Excerpts from a dataset:

════

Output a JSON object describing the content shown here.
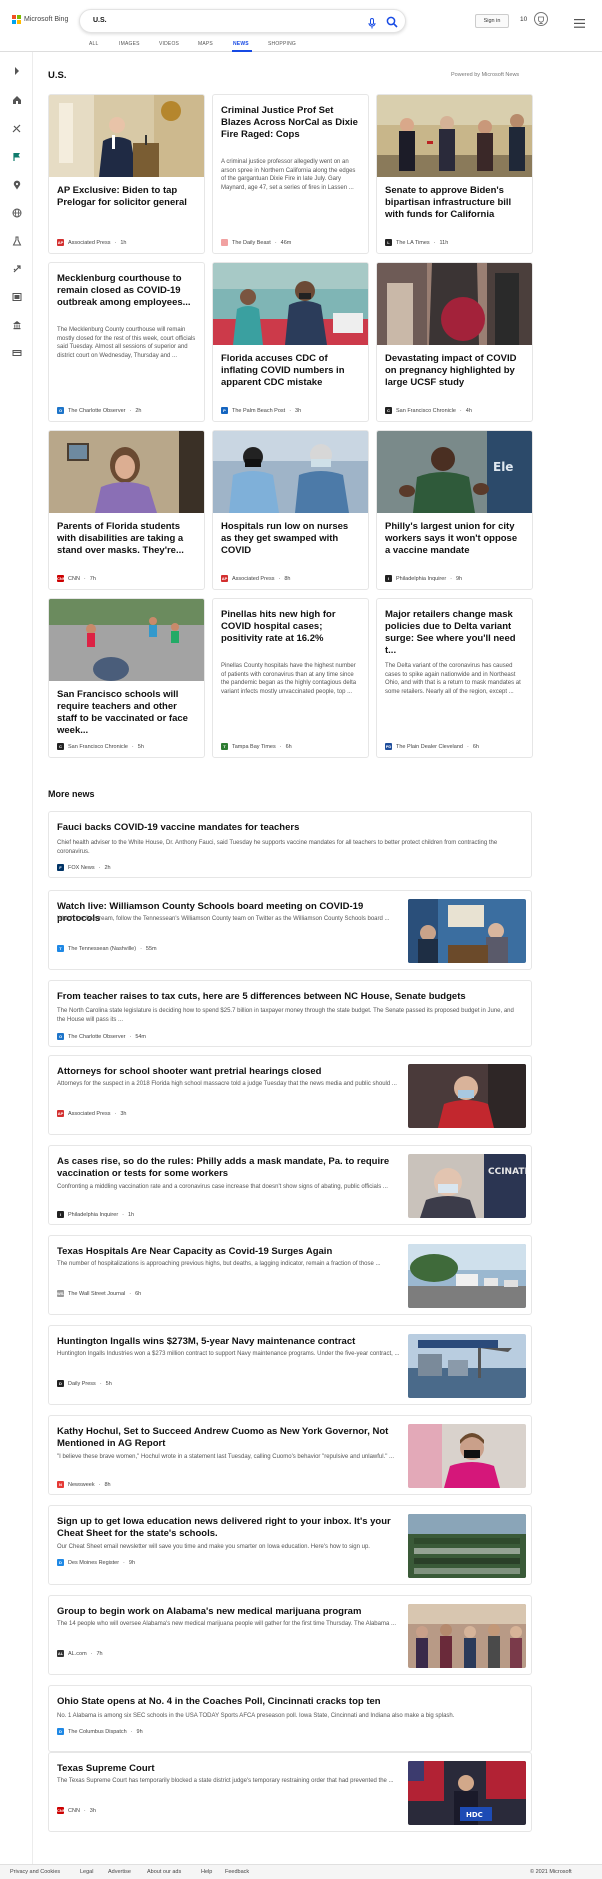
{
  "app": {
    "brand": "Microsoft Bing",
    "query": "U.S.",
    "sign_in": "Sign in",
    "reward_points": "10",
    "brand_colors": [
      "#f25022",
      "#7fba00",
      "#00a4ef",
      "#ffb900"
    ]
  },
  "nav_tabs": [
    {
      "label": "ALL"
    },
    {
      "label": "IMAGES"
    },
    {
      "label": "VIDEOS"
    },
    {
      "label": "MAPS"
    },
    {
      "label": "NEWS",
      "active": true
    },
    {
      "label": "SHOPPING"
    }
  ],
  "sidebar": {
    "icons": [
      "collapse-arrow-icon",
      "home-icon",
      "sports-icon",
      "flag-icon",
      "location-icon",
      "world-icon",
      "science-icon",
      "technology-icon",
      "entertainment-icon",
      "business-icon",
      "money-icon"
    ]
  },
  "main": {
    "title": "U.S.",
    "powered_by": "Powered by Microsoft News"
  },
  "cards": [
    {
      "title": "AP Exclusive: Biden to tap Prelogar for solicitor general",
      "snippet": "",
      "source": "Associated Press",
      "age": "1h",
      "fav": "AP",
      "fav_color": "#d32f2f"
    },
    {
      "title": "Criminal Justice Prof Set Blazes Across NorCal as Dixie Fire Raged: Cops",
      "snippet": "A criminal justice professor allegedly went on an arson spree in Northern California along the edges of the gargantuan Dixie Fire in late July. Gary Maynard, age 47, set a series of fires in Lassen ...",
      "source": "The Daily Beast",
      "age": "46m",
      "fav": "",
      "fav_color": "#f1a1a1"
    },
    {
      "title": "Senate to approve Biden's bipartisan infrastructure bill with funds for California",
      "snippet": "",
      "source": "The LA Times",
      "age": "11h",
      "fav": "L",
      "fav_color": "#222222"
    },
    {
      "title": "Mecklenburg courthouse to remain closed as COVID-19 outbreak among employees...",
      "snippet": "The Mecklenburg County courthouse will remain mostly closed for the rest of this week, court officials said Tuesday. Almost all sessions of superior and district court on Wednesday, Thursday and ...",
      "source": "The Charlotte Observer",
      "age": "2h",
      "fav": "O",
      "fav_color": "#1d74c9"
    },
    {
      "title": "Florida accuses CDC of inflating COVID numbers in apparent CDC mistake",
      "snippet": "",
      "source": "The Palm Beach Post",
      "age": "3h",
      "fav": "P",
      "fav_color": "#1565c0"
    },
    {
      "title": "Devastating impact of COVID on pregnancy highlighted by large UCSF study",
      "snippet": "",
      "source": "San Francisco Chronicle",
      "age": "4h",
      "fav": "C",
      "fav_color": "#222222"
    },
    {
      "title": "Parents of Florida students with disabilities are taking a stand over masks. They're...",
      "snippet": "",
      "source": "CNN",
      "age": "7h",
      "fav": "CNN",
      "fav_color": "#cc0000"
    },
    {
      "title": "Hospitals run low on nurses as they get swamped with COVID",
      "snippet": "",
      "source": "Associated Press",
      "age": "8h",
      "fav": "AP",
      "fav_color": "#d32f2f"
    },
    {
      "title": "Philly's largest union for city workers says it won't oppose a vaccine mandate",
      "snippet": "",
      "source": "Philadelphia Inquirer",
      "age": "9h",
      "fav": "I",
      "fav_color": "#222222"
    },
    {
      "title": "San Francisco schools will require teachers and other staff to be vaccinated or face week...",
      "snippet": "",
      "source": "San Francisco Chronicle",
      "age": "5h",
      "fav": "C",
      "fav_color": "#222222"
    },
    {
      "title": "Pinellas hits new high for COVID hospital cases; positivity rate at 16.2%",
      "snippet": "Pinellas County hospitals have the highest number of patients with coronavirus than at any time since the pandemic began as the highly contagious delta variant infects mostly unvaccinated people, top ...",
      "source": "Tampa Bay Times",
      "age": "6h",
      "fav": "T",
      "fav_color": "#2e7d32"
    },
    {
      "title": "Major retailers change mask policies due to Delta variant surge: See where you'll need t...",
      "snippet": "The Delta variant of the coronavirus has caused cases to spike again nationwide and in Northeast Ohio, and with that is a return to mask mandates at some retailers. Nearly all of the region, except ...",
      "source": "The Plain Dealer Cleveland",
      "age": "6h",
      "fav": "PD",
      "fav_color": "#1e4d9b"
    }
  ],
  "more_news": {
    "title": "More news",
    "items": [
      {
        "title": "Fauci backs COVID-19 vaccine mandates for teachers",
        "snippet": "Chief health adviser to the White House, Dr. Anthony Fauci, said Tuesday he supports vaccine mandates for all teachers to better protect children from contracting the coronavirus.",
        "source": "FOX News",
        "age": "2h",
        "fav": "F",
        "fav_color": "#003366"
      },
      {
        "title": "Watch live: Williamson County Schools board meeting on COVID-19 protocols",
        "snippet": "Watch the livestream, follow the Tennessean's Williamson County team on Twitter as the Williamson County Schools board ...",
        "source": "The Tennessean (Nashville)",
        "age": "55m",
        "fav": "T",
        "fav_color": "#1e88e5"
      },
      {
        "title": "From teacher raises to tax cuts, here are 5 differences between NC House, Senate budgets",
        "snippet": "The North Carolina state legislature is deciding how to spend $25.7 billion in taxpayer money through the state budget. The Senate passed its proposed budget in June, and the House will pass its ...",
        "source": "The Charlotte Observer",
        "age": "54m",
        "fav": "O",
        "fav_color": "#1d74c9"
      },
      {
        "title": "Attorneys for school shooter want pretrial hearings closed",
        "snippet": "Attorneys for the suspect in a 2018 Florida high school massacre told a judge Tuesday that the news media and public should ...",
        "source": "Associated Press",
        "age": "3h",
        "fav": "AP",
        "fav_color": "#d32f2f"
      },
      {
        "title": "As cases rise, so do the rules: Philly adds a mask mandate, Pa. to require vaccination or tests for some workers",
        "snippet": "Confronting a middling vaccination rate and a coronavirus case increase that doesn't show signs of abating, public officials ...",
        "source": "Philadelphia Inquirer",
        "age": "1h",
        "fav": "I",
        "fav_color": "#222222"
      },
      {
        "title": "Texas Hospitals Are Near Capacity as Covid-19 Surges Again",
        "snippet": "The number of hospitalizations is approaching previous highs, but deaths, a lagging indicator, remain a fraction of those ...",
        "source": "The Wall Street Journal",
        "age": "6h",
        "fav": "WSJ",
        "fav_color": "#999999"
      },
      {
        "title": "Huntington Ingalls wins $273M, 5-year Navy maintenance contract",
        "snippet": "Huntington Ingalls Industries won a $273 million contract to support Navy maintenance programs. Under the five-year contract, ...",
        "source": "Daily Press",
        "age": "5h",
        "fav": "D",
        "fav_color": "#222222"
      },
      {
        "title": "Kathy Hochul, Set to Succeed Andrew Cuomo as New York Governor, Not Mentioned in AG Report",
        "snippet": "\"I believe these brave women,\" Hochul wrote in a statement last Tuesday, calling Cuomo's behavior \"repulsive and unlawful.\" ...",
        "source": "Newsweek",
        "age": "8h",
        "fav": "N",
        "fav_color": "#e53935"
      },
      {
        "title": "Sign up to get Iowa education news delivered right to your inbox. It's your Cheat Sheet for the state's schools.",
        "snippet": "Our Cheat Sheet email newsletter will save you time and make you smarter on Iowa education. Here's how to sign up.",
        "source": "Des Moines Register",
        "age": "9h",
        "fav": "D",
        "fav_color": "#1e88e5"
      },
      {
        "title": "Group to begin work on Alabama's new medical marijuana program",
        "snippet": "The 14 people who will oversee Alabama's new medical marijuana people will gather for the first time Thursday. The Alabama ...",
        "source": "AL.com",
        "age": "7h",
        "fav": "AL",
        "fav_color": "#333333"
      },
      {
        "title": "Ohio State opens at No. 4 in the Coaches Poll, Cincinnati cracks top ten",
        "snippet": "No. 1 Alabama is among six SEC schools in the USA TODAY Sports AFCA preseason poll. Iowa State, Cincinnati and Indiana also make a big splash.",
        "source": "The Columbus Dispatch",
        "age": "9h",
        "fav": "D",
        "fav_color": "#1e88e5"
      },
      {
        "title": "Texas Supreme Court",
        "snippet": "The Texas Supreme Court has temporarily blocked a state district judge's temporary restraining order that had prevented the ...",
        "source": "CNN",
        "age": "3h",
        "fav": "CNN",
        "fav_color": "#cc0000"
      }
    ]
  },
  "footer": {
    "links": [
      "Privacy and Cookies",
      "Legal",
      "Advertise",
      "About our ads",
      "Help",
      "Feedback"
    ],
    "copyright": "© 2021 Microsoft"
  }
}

════

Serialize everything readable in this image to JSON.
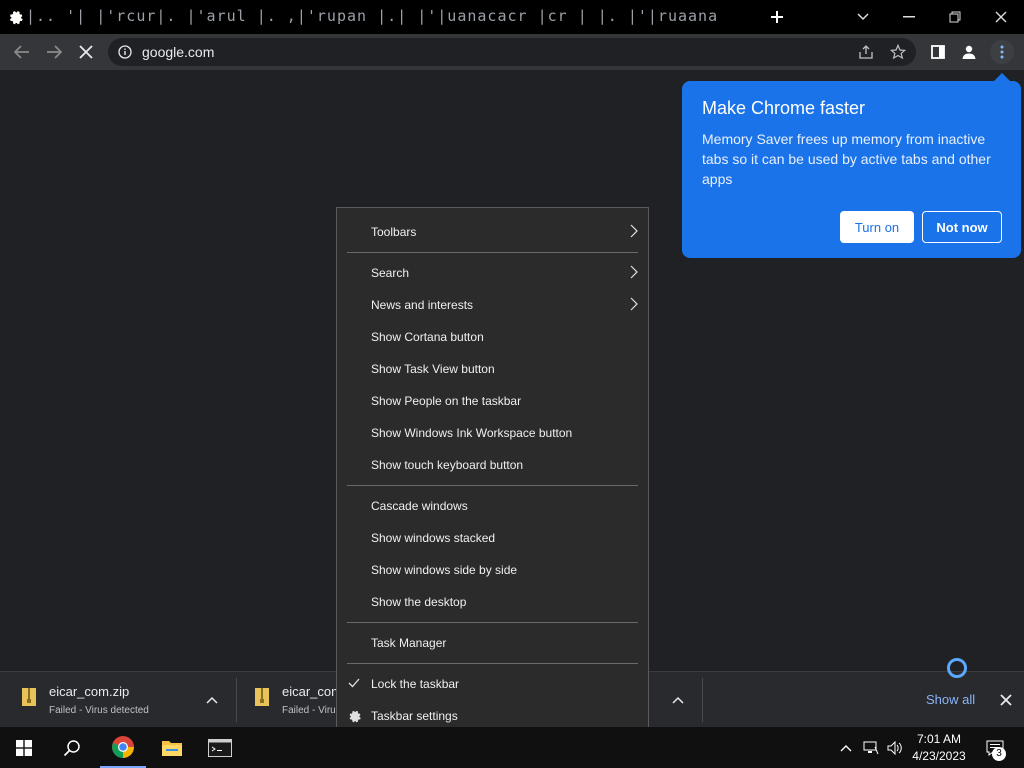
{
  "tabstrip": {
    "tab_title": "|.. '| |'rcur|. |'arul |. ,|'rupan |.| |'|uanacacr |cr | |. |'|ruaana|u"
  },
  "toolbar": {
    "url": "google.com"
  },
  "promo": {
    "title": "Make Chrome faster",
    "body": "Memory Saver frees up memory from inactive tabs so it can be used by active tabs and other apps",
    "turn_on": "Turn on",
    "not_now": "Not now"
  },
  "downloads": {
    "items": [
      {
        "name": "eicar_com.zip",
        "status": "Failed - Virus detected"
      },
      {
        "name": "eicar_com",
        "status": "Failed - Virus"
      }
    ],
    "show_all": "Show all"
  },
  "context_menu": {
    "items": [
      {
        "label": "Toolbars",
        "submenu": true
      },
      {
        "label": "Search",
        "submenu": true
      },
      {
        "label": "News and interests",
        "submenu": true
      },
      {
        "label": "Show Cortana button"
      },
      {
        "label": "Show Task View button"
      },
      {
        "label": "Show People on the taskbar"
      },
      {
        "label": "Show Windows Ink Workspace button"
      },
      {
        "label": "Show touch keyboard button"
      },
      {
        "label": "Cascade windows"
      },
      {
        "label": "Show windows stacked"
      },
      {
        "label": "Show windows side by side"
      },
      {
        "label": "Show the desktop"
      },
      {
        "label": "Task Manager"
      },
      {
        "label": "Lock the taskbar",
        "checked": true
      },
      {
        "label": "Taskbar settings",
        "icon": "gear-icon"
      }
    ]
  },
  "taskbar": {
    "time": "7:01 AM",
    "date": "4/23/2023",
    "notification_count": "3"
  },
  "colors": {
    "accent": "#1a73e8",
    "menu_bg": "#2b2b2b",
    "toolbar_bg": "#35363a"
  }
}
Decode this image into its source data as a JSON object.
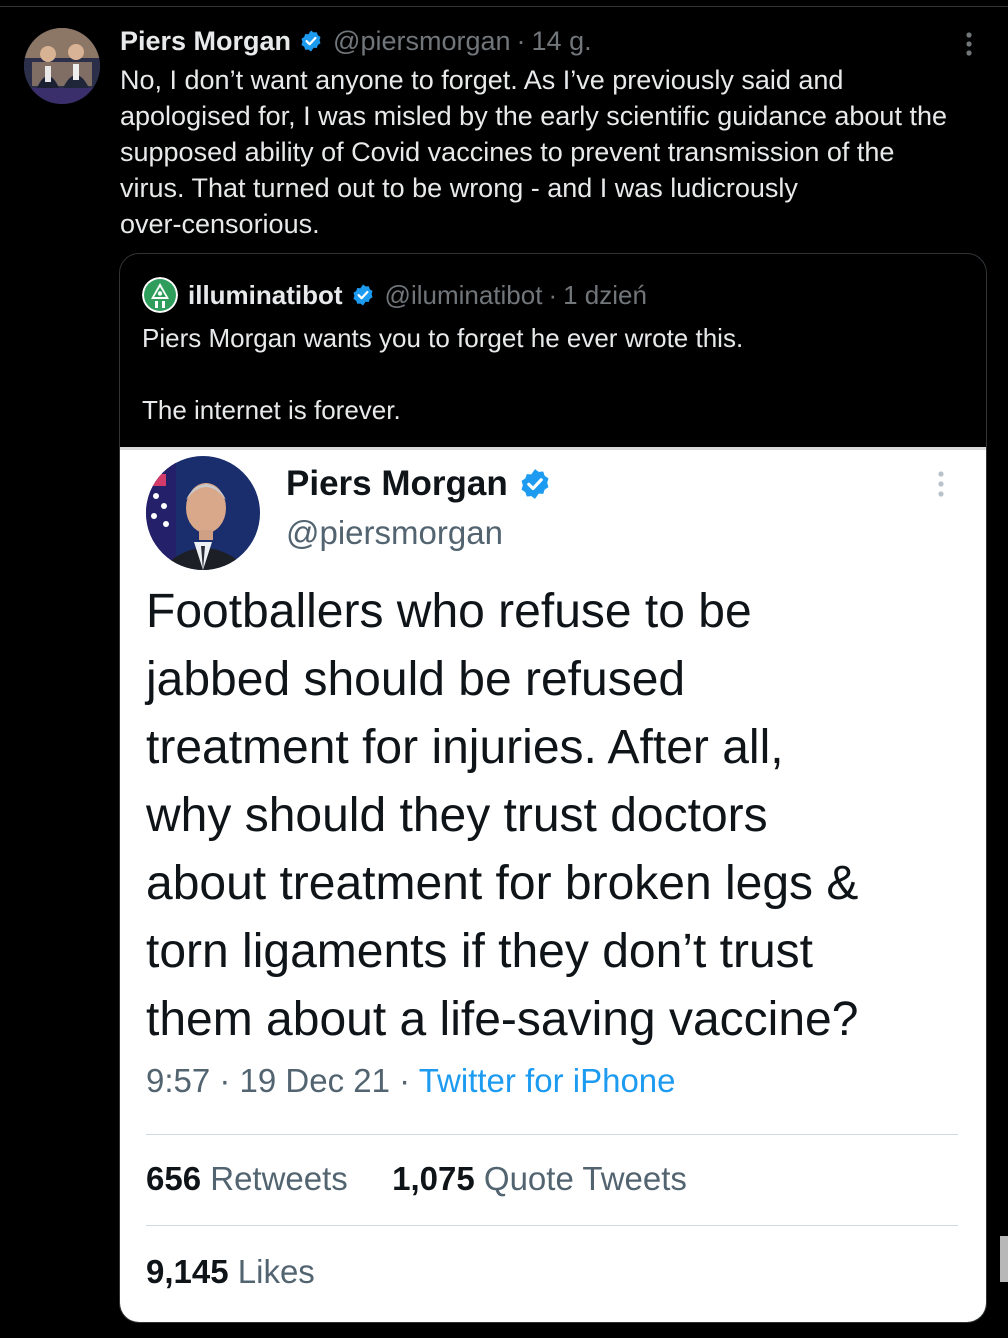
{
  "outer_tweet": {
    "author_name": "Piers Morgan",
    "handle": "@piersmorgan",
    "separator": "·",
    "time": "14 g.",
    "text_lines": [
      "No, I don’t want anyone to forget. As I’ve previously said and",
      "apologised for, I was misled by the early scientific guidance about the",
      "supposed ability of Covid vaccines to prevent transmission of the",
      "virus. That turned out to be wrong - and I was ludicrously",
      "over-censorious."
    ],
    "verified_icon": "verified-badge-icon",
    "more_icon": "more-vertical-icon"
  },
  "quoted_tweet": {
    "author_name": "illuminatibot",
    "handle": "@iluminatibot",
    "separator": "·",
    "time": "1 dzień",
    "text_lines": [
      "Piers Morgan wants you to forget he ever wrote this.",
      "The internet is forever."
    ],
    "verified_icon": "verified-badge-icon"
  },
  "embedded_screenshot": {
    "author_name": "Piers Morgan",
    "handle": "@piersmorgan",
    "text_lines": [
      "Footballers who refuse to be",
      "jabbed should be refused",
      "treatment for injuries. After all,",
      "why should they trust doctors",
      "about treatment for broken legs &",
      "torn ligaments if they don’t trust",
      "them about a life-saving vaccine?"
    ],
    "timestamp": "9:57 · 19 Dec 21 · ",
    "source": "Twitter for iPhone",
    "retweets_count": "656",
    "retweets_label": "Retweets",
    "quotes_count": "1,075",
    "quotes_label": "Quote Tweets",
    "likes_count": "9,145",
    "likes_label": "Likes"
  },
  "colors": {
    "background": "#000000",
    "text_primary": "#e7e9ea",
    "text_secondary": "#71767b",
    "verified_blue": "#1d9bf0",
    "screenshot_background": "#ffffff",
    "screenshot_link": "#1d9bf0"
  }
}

════

Your objective: If a line of the records above holds the word "Supreme", show it.

Answer box:
        "title": "Texas Supreme Court",
        "snippet": "The Texas Supreme Court has temporarily blocked a state district judge's temporary restraining order that had prevented the ...",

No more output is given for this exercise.